• **WHAT THE TASK ASKS**: Extract from the listing each line in which the word "Delivery" appears.
== EXTRACTED RECORDS
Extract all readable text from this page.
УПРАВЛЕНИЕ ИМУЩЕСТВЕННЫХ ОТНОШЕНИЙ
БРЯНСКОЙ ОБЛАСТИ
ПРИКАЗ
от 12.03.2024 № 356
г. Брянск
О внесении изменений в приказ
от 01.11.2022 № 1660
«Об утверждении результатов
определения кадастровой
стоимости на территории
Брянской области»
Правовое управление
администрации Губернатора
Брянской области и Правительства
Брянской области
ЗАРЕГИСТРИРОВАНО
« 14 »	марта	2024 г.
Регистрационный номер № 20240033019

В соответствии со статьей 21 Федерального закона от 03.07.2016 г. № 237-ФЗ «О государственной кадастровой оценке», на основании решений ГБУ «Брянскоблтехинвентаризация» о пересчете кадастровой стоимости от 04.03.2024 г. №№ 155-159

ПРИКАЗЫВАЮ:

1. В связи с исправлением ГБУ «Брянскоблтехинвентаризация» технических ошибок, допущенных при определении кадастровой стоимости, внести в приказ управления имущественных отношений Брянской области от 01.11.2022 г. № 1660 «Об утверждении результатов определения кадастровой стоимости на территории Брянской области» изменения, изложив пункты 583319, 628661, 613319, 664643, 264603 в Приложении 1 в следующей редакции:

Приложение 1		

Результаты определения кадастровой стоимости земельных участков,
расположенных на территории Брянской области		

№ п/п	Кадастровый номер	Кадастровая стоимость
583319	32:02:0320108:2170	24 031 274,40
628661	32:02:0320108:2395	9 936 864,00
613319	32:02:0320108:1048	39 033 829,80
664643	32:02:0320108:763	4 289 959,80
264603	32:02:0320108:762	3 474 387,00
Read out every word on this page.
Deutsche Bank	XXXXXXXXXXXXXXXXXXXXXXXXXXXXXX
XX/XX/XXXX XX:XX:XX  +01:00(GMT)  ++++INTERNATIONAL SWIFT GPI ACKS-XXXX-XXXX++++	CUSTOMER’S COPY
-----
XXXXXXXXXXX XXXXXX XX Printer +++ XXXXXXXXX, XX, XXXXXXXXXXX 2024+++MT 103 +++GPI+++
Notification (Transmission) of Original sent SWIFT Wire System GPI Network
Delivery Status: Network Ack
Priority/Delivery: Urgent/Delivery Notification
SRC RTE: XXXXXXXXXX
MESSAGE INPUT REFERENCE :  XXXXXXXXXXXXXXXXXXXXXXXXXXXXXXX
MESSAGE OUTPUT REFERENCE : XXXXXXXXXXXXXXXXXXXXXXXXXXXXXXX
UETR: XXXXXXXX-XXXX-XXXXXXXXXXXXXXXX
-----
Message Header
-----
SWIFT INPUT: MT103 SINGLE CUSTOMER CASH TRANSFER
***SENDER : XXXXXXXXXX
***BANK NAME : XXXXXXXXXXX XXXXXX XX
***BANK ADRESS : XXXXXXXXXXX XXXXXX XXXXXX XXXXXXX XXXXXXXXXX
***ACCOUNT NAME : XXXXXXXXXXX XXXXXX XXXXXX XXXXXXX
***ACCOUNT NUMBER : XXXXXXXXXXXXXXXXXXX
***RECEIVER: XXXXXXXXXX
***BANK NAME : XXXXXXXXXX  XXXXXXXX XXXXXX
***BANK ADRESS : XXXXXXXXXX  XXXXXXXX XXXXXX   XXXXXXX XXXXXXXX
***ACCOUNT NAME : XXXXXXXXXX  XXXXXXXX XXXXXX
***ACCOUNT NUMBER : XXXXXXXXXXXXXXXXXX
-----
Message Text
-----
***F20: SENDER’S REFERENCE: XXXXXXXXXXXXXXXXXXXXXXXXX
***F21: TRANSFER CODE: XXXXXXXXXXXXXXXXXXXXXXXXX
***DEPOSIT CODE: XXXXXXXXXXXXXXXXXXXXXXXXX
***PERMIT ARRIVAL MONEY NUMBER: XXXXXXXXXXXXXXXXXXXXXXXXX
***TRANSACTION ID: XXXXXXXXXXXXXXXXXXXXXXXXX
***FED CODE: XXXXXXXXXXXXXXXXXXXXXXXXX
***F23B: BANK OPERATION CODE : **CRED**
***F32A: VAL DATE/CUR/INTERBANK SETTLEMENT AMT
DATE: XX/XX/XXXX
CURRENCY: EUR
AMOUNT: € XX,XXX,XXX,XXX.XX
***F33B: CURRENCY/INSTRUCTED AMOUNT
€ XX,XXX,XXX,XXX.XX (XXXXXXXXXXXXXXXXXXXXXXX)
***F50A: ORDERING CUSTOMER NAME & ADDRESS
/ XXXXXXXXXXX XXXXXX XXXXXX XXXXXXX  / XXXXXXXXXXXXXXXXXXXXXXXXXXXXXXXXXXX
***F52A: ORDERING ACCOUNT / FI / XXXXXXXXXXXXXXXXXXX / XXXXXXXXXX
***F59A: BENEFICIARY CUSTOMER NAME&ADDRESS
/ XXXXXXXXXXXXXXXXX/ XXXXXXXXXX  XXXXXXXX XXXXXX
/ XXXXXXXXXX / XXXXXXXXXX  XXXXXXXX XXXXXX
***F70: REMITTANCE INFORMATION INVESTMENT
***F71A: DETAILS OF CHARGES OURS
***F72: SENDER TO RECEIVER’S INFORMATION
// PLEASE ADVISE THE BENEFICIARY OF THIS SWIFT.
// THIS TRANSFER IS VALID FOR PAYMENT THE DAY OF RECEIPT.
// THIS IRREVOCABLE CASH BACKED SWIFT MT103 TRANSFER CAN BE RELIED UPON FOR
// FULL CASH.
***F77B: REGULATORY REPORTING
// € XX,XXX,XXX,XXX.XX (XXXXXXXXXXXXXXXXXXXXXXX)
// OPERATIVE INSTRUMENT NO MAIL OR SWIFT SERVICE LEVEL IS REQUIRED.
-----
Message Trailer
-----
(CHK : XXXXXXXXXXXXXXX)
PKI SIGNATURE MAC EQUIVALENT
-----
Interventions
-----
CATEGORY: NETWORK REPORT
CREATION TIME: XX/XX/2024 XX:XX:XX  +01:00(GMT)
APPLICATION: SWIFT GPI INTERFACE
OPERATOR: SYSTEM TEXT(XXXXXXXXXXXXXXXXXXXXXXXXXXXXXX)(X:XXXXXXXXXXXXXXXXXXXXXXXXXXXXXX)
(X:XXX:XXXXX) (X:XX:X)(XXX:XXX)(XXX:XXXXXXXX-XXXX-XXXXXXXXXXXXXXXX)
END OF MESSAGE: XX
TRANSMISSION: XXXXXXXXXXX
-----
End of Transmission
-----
====
• **EXERCISE OUTPUT**:
Delivery Status: Network Ack
Priority/Delivery: Urgent/Delivery Notification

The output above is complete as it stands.